TASK DIRECTIONS:
Look over the lines below. Report each one that includes the string "name".

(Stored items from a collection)

# # # # # # #

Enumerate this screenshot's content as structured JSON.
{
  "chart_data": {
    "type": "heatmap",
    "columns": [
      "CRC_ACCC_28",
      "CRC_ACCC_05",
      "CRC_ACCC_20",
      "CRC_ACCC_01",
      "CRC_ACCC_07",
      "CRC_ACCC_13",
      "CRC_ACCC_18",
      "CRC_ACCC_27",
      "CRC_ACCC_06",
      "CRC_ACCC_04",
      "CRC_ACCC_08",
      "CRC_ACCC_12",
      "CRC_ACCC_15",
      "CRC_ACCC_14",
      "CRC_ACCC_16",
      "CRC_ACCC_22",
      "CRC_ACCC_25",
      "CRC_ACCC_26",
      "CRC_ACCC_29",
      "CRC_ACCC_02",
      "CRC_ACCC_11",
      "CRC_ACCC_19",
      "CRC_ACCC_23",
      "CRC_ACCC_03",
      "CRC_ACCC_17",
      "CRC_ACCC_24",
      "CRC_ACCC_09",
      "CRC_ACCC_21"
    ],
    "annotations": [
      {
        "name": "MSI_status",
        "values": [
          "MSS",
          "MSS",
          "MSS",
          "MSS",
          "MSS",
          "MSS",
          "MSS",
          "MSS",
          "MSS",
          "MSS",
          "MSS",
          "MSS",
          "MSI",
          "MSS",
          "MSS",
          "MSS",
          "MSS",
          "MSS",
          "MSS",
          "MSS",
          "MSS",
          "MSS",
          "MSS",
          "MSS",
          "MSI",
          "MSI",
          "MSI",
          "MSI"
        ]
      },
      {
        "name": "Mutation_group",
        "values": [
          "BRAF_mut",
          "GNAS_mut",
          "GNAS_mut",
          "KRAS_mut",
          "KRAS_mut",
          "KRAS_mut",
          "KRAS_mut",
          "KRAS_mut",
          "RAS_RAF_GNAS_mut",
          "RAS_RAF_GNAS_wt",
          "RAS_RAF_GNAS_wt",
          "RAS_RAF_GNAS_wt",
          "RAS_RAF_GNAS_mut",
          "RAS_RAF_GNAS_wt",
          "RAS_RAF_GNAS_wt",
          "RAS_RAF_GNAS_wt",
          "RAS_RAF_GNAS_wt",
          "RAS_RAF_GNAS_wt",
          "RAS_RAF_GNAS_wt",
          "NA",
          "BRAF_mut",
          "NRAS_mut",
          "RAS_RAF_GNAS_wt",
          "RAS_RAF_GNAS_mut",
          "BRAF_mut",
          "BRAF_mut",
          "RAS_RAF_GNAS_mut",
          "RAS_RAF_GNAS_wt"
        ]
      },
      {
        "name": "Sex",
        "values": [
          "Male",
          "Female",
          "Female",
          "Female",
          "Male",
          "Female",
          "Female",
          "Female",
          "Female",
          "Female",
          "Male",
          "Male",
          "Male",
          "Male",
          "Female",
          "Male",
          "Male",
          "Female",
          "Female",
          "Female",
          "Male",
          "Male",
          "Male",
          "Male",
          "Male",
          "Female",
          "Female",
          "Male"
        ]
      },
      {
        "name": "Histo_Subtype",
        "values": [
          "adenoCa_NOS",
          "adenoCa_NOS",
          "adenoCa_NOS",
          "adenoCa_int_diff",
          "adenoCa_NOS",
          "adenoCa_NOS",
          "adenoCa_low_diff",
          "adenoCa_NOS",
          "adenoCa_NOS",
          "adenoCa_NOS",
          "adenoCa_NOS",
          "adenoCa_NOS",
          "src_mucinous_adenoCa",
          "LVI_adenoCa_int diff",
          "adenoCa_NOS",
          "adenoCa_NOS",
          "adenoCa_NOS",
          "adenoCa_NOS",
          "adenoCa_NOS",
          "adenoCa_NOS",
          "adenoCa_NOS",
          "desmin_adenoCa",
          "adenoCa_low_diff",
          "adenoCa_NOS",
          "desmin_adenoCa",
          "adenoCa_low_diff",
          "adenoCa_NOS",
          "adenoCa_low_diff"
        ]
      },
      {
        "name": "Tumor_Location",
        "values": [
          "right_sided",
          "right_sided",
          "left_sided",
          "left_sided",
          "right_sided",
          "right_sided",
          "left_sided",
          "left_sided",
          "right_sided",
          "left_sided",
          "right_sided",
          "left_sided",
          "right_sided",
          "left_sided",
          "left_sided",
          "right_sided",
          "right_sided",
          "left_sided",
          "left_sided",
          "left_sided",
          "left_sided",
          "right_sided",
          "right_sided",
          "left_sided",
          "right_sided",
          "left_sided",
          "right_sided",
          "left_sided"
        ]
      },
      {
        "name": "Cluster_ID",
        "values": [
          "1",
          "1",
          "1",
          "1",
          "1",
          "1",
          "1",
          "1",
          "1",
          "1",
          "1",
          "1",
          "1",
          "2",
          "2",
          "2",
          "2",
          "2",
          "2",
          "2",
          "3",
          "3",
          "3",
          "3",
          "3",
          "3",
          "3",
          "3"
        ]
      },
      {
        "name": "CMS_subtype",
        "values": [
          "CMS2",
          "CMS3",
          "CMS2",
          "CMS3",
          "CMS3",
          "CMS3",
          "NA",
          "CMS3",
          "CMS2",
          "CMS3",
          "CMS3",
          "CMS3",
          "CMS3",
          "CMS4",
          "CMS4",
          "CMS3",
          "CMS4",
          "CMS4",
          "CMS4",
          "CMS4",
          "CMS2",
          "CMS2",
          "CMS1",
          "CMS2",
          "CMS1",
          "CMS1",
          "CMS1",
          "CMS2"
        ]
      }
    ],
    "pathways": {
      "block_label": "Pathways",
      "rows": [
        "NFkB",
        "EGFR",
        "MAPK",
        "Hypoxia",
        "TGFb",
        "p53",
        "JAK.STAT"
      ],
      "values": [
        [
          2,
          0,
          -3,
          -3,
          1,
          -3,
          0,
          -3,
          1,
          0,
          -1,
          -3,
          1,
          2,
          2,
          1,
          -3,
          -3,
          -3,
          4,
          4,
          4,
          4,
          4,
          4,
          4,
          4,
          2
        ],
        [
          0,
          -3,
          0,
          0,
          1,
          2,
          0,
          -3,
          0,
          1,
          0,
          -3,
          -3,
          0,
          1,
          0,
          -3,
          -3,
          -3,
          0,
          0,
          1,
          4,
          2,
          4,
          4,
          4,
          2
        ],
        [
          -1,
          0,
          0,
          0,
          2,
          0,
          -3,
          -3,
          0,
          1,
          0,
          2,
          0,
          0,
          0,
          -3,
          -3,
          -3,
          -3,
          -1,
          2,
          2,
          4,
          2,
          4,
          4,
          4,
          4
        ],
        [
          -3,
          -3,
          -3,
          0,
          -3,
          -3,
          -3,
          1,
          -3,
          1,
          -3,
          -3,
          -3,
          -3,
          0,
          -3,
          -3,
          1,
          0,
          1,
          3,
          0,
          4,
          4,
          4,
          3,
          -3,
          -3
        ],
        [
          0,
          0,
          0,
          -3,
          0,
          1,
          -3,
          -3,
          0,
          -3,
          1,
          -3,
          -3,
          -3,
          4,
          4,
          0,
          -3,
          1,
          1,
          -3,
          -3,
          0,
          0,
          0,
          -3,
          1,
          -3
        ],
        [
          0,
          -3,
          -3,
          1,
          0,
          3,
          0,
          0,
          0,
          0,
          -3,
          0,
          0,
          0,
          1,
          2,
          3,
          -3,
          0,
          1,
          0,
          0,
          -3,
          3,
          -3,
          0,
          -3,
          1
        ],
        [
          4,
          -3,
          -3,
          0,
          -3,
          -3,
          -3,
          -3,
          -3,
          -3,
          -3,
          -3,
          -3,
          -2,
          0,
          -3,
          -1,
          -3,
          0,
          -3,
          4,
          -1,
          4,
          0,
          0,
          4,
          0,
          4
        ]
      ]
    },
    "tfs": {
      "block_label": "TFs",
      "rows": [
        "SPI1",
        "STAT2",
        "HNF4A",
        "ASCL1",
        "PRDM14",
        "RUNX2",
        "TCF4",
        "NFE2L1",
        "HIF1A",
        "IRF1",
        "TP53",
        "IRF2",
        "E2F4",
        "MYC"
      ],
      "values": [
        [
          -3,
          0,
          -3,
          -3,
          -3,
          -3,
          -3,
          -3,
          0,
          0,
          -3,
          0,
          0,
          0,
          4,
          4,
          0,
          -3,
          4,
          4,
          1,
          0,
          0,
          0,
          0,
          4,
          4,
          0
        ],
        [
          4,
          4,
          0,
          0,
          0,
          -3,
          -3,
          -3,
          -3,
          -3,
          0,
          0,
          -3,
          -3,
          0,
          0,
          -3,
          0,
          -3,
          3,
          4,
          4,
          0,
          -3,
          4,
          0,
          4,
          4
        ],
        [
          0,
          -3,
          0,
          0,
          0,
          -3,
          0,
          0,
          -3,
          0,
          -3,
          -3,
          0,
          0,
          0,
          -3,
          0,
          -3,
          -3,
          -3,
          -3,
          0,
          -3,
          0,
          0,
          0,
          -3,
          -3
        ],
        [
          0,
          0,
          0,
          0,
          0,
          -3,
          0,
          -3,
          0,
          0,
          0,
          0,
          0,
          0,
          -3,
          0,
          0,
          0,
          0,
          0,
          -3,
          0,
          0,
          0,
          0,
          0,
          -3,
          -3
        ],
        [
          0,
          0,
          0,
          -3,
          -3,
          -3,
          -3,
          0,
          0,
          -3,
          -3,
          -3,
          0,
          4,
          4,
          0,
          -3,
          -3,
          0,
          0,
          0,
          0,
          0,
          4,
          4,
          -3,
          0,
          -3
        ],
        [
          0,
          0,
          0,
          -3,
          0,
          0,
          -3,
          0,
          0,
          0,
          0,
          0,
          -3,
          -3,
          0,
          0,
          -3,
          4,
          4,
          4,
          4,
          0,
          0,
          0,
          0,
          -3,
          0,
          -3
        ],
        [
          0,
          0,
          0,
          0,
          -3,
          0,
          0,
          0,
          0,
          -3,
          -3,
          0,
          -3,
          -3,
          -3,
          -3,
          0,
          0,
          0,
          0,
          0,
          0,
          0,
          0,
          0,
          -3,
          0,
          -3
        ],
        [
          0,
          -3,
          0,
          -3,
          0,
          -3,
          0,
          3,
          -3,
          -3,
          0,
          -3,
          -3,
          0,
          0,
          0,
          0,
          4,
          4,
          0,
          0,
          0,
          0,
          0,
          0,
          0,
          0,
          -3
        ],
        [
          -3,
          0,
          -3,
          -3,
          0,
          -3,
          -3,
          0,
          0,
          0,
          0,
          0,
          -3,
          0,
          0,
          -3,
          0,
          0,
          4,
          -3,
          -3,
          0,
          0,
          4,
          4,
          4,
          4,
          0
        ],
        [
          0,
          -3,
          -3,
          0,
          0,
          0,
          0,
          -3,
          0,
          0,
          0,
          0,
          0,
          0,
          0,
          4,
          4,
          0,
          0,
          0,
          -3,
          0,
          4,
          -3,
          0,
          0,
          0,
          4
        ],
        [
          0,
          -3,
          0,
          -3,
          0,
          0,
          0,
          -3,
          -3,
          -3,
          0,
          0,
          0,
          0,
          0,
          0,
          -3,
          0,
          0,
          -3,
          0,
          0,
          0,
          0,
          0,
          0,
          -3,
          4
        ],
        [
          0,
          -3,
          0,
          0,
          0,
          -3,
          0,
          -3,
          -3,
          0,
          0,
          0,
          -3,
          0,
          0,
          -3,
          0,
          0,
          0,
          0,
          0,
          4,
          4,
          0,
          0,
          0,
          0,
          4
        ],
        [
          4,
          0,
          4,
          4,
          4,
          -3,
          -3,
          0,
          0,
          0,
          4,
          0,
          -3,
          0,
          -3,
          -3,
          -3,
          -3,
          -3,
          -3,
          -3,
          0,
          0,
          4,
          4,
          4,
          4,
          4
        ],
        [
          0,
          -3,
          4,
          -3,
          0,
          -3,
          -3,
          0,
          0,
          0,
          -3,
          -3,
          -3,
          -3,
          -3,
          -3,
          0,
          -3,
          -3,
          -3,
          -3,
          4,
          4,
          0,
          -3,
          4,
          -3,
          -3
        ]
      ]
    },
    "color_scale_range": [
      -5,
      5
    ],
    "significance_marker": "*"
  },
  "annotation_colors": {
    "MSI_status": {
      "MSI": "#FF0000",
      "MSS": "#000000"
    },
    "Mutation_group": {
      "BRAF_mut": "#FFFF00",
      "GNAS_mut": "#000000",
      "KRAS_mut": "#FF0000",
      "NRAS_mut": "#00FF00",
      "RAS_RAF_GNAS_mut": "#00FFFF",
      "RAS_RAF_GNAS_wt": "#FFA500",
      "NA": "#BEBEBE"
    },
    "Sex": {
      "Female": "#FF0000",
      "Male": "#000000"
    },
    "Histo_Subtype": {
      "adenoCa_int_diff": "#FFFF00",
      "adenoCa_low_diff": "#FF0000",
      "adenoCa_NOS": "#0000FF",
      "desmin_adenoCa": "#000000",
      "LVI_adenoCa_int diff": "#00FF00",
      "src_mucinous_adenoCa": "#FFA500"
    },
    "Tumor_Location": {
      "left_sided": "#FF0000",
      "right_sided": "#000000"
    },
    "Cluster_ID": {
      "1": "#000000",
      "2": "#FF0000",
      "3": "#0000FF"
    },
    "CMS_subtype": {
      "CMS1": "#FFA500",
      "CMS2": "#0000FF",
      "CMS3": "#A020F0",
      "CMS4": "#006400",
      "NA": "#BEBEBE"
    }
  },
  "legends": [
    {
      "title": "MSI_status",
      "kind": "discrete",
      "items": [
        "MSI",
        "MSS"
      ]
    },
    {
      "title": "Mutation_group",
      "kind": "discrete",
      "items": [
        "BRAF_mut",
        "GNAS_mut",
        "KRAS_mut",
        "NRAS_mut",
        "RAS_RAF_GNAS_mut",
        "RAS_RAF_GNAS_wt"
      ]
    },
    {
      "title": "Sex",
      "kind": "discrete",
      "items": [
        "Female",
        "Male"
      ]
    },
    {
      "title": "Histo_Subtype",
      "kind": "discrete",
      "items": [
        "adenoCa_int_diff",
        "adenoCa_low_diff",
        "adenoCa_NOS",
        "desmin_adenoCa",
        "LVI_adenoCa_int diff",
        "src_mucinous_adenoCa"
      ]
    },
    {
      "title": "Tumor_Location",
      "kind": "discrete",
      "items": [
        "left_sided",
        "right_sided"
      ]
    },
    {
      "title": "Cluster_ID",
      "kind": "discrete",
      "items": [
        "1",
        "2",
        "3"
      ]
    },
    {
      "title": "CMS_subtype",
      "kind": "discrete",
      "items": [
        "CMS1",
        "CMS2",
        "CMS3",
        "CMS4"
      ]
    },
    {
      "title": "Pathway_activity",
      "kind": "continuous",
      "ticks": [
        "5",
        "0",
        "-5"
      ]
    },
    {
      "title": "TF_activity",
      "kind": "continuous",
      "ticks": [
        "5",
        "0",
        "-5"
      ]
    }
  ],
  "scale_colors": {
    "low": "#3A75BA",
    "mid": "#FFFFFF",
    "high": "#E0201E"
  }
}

# # # # # # #

ANSWER BELOW:
        "name": "MSI_status",
        "name": "Mutation_group",
        "name": "Sex",
        "name": "Histo_Subtype",
        "name": "Tumor_Location",
        "name": "Cluster_ID",
        "name": "CMS_subtype",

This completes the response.